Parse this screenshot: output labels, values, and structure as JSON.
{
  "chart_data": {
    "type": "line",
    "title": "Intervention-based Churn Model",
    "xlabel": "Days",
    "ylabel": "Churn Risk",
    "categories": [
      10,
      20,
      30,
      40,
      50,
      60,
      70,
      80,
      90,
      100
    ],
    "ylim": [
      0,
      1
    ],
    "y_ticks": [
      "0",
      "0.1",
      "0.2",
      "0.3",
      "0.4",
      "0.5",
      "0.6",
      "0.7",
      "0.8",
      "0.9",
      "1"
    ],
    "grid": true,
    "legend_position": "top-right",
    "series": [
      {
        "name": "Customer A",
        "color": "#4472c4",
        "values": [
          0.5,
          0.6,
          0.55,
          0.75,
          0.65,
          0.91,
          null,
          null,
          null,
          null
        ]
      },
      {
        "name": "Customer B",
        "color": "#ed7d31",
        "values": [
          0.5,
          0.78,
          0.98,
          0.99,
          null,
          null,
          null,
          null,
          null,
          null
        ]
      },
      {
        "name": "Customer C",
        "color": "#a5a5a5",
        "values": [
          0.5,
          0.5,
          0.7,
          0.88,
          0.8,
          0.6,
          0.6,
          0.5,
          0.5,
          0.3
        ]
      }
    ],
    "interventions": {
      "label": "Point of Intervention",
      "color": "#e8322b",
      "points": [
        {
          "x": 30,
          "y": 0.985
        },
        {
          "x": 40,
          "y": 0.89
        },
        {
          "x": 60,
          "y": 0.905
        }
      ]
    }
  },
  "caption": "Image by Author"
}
______
Look through the records and gather every line containing "Churn".

§ ANSWER TO THE TASK
    "title": "Intervention-based Churn Model",
    "ylabel": "Churn Risk",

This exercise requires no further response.